§ To be done: Send each entry back exactly as given, pictures excluded.
-*-
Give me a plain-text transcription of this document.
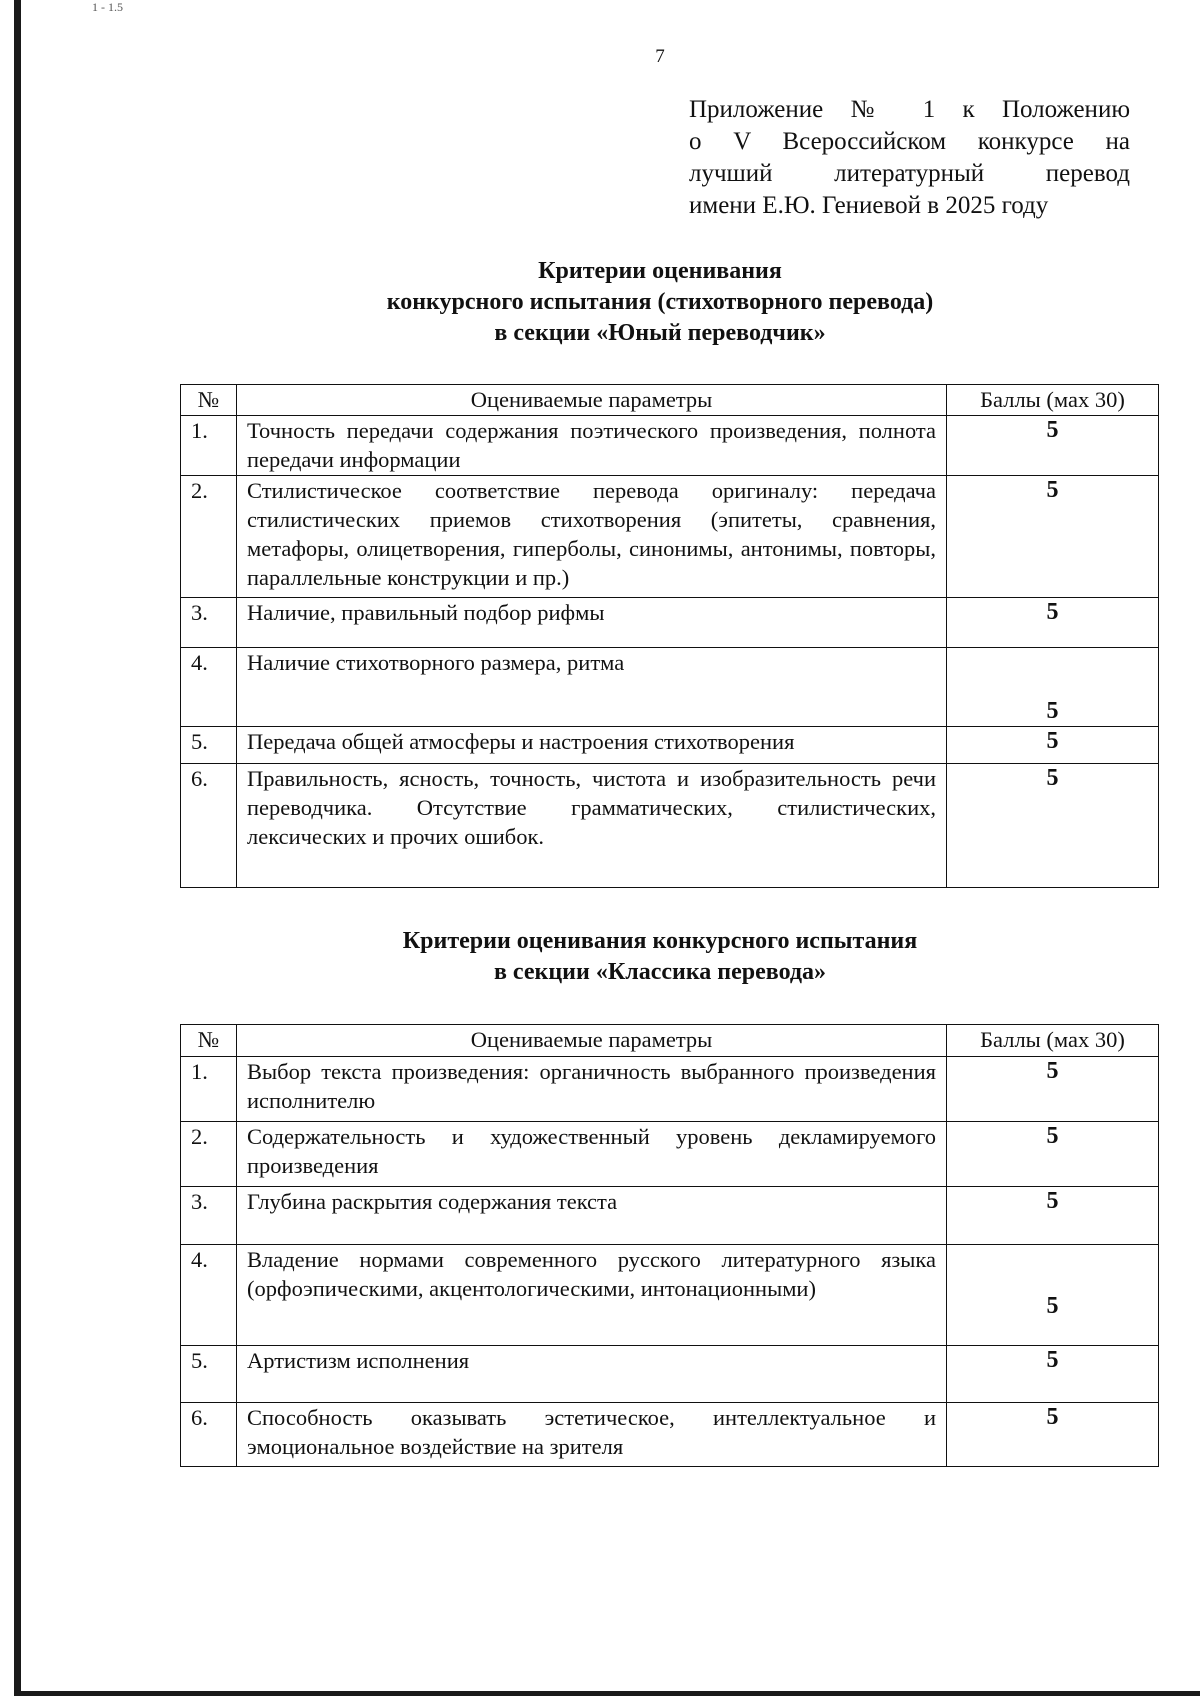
1 - 1.5
7
Приложение № 1 к Положению
о V Всероссийском конкурсе на
лучший литературный перевод
имени Е.Ю. Гениевой в 2025 году
Критерии оценивания
конкурсного испытания (стихотворного перевода)
в секции «Юный переводчик»
№	Оцениваемые параметры	Баллы (мах 30)
1.	Точность передачи содержания поэтического произведения, полнота передачи информации	5
2.	Стилистическое соответствие перевода оригиналу: передача стилистических приемов стихотворения (эпитеты, сравнения, метафоры, олицетворения, гиперболы, синонимы, антонимы, повторы, параллельные конструкции и пр.)	5
3.	Наличие, правильный подбор рифмы	5
4.	Наличие стихотворного размера, ритма	5
5.	Передача общей атмосферы и настроения стихотворения	5
6.	Правильность, ясность, точность, чистота и изобразительность речи переводчика. Отсутствие грамматических, стилистических, лексических и прочих ошибок.	5
Критерии оценивания конкурсного испытания
в секции «Классика перевода»
№	Оцениваемые параметры	Баллы (мах 30)
1.	Выбор текста произведения: органичность выбранного произведения исполнителю	5
2.	Содержательность и художественный уровень декламируемого произведения	5
3.	Глубина раскрытия содержания текста	5
4.	Владение нормами современного русского литературного языка (орфоэпическими, акцентологическими, интонационными)	5
5.	Артистизм исполнения	5
6.	Способность оказывать эстетическое, интеллектуальное и эмоциональное воздействие на зрителя	5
-*-
§ Task response:
Give me a plain-text transcription of this document.
1 - 1.5
7
Приложение № 1 к Положению
о V Всероссийском конкурсе на
лучший литературный перевод
имени Е.Ю. Гениевой в 2025 году
Критерии оценивания
конкурсного испытания (стихотворного перевода)
в секции «Юный переводчик»
№	Оцениваемые параметры	Баллы (мах 30)
1.	Точность передачи содержания поэтического произведения, полнота передачи информации	5
2.	Стилистическое соответствие перевода оригиналу: передача стилистических приемов стихотворения (эпитеты, сравнения, метафоры, олицетворения, гиперболы, синонимы, антонимы, повторы, параллельные конструкции и пр.)	5
3.	Наличие, правильный подбор рифмы	5
4.	Наличие стихотворного размера, ритма	5
5.	Передача общей атмосферы и настроения стихотворения	5
6.	Правильность, ясность, точность, чистота и изобразительность речи переводчика. Отсутствие грамматических, стилистических, лексических и прочих ошибок.	5
Критерии оценивания конкурсного испытания
в секции «Классика перевода»
№	Оцениваемые параметры	Баллы (мах 30)
1.	Выбор текста произведения: органичность выбранного произведения исполнителю	5
2.	Содержательность и художественный уровень декламируемого произведения	5
3.	Глубина раскрытия содержания текста	5
4.	Владение нормами современного русского литературного языка (орфоэпическими, акцентологическими, интонационными)	5
5.	Артистизм исполнения	5
6.	Способность оказывать эстетическое, интеллектуальное и эмоциональное воздействие на зрителя	5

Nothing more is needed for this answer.